#### [Set problem]
Pick out every line of the entries below where "String" occurs, and copy those lines.

====================

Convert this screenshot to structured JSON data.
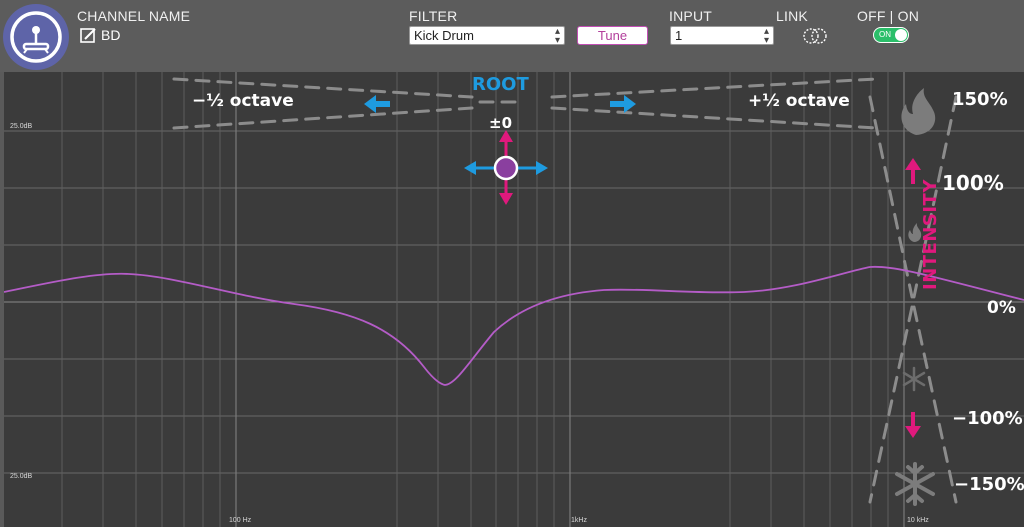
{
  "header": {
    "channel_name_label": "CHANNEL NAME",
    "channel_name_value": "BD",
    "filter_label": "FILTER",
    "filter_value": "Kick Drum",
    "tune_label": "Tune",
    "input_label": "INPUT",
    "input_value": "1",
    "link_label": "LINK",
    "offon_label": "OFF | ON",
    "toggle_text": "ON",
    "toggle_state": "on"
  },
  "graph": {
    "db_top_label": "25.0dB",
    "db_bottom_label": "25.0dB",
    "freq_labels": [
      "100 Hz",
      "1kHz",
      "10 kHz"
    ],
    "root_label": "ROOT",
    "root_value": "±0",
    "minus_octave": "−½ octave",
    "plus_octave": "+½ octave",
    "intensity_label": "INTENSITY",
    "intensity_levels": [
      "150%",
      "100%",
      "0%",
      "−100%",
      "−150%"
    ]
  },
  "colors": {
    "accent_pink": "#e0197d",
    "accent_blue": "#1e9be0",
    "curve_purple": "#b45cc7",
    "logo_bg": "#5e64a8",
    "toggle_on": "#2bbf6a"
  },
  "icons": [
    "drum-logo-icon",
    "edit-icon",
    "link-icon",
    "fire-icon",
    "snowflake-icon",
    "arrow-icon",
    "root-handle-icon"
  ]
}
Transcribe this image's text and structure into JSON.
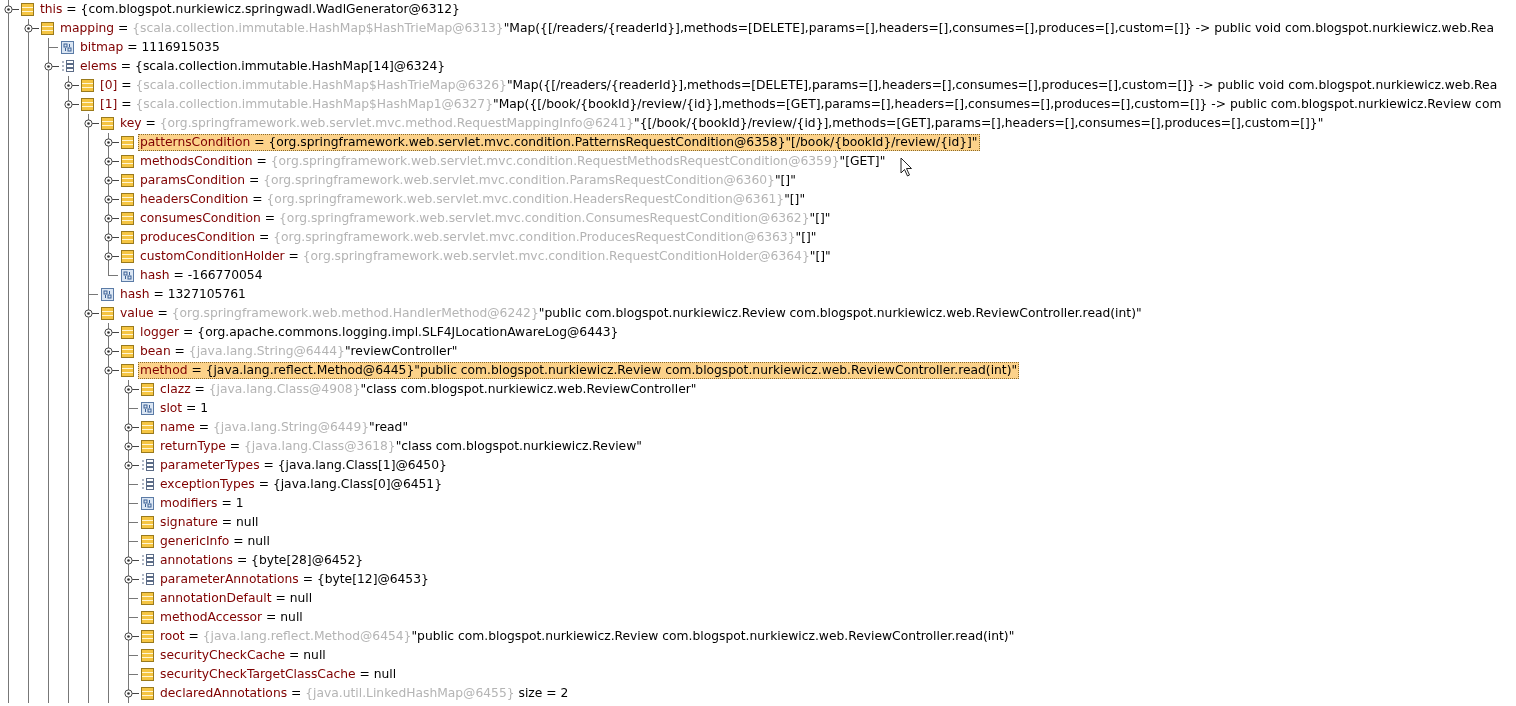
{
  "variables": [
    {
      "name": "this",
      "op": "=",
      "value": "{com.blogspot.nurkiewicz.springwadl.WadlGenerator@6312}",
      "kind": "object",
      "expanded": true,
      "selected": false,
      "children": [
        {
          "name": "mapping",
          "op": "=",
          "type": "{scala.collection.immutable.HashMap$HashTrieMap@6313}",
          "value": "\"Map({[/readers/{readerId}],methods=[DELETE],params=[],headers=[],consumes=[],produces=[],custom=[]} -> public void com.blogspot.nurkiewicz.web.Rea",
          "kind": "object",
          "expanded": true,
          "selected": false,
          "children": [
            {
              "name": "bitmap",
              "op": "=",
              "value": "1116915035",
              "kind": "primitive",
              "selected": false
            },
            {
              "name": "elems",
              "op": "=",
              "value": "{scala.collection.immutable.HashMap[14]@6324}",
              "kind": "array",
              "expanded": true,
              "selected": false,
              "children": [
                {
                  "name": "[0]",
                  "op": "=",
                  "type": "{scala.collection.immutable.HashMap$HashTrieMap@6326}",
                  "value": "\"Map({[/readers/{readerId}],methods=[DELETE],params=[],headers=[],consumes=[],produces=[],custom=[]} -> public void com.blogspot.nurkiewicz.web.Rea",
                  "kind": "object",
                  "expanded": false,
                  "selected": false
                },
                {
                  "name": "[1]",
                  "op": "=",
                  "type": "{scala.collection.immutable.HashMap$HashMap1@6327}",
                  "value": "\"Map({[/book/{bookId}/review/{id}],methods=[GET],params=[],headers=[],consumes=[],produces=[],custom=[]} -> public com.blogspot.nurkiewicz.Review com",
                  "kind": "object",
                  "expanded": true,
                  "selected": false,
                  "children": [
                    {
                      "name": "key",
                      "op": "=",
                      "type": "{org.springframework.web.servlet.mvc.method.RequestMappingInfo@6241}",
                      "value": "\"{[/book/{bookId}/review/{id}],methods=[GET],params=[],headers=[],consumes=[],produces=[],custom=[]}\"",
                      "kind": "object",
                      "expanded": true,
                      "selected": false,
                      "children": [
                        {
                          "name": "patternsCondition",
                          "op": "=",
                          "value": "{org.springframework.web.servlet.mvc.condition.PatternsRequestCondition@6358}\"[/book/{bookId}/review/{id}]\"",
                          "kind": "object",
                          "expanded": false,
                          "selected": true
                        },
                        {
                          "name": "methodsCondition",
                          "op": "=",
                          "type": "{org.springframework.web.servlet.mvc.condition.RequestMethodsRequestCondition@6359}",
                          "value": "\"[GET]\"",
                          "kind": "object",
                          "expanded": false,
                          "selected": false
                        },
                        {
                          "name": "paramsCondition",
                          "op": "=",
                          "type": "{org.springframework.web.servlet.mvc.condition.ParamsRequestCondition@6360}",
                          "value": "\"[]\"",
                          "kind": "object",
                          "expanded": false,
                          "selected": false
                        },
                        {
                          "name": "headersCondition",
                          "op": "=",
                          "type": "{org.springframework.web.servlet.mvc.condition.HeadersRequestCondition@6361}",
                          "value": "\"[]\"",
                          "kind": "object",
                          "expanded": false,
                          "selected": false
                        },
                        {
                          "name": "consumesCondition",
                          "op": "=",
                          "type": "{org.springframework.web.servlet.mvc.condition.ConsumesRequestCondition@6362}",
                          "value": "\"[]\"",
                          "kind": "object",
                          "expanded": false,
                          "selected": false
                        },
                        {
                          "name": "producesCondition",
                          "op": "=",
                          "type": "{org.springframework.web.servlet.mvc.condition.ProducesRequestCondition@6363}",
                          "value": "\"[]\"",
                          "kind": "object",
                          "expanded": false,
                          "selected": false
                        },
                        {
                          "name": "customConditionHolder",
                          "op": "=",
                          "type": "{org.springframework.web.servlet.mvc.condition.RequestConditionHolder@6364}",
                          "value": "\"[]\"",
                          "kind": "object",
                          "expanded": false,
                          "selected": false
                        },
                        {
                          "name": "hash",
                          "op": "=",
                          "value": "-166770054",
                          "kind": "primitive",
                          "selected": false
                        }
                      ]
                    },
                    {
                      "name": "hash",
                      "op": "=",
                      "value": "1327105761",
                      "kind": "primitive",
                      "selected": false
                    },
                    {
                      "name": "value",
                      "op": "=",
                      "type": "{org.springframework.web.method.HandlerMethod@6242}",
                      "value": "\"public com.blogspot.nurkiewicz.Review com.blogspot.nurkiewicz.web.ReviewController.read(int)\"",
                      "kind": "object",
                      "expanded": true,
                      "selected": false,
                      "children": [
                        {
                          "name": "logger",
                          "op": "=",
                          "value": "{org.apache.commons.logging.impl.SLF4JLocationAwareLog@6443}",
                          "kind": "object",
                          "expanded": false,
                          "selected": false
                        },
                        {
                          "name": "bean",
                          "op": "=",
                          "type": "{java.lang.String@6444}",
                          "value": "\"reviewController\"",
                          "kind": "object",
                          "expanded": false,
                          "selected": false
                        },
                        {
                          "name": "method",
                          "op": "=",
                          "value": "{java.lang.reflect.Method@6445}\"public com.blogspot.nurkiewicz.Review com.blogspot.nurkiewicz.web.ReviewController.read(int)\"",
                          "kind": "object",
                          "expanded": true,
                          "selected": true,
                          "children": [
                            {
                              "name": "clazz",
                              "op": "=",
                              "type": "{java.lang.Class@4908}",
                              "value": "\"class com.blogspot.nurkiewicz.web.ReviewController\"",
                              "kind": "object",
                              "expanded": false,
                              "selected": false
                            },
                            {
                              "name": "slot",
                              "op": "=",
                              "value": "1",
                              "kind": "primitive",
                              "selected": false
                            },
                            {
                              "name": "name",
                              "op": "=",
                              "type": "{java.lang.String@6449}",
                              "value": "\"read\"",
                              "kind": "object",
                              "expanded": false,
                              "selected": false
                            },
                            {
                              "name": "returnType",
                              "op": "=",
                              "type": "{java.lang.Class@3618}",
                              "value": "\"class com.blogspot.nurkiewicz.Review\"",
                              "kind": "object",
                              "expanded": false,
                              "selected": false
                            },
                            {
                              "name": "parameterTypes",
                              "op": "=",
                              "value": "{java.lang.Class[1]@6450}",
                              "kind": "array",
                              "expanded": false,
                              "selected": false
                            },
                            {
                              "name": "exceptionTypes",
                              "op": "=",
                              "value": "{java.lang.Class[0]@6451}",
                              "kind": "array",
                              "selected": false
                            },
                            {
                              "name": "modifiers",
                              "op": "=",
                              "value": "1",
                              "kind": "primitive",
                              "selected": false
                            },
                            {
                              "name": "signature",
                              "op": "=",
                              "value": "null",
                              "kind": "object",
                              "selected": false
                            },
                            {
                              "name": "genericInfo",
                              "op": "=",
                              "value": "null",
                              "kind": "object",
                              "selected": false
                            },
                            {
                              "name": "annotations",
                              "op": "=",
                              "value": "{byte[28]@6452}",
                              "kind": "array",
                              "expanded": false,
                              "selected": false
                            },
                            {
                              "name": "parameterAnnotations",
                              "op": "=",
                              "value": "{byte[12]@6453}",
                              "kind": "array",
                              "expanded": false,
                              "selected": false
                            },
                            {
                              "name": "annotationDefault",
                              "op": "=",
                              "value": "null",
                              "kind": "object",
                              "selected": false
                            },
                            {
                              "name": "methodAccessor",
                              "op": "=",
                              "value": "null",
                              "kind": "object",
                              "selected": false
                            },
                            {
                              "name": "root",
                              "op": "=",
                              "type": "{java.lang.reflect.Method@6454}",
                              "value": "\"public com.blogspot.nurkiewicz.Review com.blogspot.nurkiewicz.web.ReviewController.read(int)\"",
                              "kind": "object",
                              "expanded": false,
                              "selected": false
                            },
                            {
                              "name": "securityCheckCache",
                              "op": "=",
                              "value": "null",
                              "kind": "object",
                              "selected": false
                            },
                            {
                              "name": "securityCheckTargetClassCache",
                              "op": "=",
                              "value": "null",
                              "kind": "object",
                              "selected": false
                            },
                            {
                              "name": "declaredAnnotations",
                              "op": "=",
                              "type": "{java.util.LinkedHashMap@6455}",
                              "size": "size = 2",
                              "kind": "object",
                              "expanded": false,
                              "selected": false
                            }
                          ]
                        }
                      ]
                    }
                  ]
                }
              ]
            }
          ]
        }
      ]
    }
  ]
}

====================

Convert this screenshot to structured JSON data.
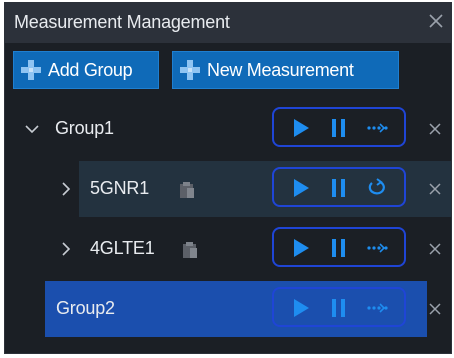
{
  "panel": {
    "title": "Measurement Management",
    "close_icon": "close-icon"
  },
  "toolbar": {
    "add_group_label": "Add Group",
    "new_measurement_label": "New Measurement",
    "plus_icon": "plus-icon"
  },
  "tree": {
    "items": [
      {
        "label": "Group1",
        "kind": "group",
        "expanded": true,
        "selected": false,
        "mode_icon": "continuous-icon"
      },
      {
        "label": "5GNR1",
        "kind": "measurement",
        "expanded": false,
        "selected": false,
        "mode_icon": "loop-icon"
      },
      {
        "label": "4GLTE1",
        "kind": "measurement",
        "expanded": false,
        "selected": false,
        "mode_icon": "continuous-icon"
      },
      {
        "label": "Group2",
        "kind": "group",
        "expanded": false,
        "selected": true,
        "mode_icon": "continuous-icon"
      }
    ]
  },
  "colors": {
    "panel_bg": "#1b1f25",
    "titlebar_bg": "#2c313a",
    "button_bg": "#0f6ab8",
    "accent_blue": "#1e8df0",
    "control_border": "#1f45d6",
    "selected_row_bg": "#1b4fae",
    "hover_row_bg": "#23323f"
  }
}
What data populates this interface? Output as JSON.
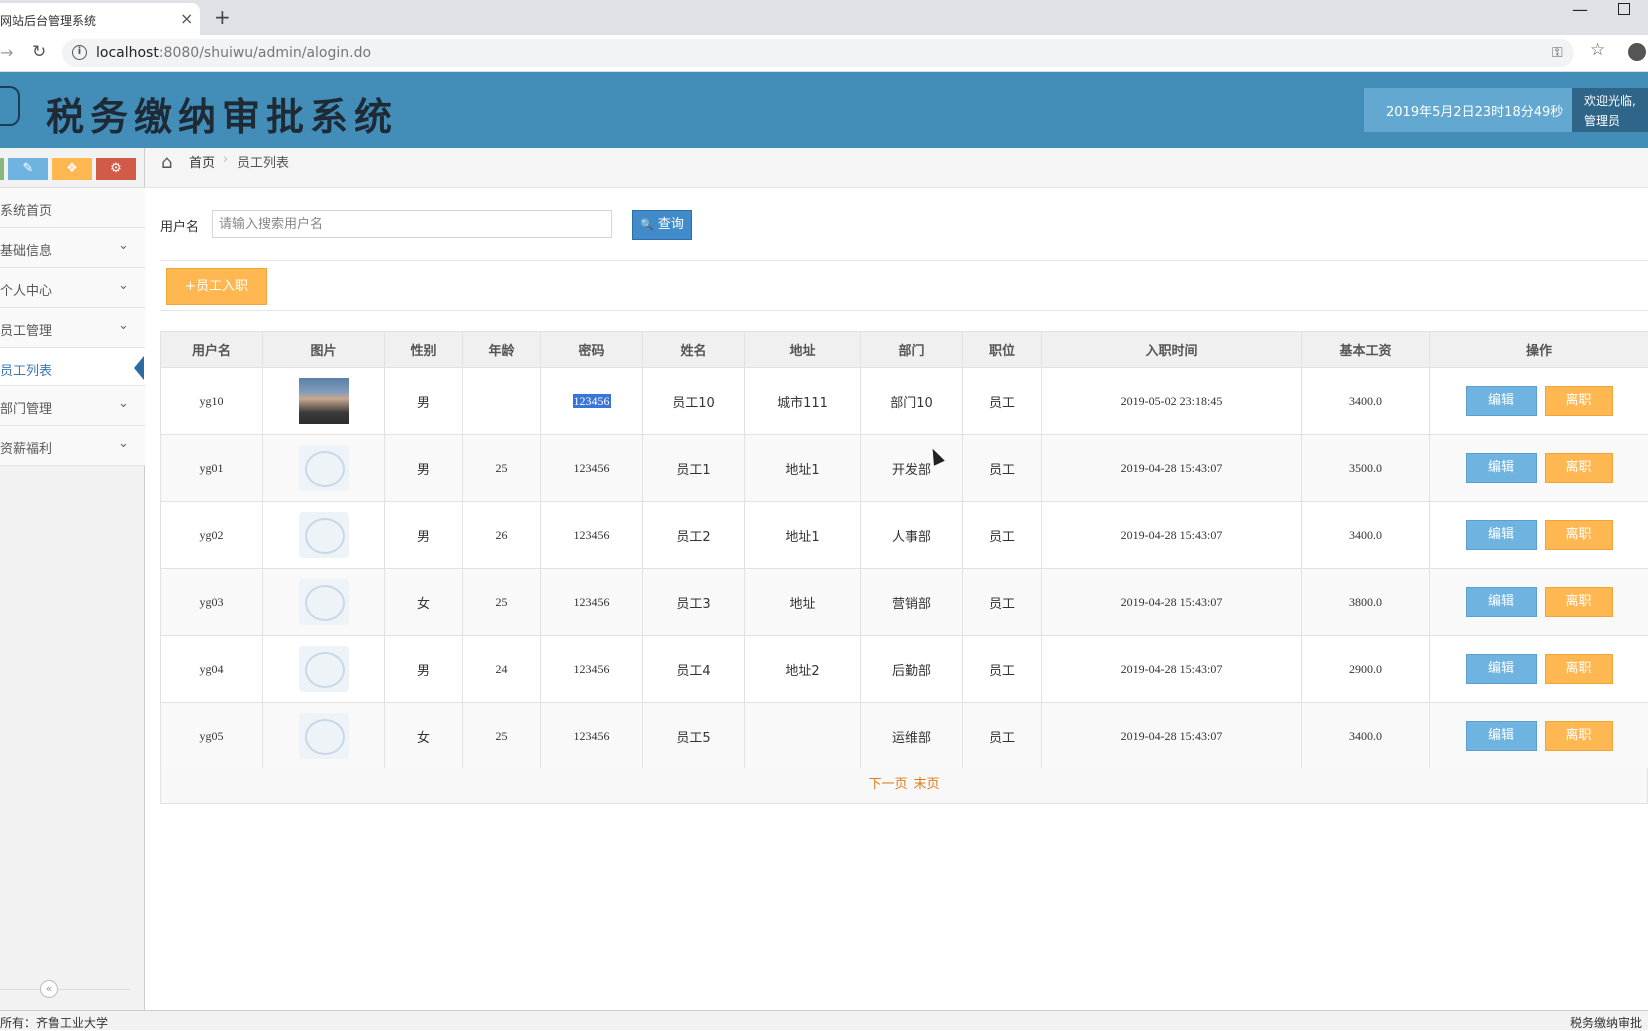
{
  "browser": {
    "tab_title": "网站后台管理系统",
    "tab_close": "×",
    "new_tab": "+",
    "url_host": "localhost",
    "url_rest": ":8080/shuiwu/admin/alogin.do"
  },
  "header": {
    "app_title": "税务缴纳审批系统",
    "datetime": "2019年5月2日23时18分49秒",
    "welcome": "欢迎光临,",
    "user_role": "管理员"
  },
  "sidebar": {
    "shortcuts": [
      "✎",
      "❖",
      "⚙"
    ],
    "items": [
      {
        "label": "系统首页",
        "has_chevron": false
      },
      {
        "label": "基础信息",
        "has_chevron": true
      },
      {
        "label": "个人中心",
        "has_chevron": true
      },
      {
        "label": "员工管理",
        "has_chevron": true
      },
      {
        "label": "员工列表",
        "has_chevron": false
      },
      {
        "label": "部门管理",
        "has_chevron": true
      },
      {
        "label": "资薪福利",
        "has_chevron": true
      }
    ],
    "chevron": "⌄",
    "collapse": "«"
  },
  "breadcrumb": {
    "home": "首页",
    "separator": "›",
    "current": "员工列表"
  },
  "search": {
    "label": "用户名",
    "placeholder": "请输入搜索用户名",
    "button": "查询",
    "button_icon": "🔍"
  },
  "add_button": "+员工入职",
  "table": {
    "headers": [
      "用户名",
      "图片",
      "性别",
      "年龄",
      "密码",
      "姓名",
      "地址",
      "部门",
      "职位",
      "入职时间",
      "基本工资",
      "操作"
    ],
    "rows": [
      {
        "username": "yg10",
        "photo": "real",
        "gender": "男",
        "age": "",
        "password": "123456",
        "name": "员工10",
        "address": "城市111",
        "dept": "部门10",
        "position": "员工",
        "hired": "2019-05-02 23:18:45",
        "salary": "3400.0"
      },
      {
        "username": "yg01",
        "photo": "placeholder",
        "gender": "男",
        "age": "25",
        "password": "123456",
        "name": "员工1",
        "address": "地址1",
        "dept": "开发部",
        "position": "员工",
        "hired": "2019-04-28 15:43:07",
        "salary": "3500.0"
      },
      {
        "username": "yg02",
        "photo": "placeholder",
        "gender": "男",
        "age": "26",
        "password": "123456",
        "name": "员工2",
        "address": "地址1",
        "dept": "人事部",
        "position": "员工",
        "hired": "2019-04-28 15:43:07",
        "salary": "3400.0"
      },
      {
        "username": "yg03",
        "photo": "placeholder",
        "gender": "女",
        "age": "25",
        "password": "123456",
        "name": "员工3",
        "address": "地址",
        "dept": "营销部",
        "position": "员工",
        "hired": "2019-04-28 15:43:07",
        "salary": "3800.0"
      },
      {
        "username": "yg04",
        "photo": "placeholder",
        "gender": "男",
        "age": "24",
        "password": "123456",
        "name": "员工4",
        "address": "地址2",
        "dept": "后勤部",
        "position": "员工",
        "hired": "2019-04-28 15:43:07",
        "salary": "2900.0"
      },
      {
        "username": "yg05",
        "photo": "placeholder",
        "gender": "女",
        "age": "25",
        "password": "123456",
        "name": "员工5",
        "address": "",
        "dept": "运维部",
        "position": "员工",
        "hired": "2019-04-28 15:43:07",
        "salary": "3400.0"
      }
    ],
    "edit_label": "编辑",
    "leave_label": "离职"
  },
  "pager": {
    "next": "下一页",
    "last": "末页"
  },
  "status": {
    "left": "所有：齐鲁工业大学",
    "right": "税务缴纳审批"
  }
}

====================

#### [Task result]
                          "type": "{java.lang.String@6444}",
                              "type": "{java.lang.String@6449}",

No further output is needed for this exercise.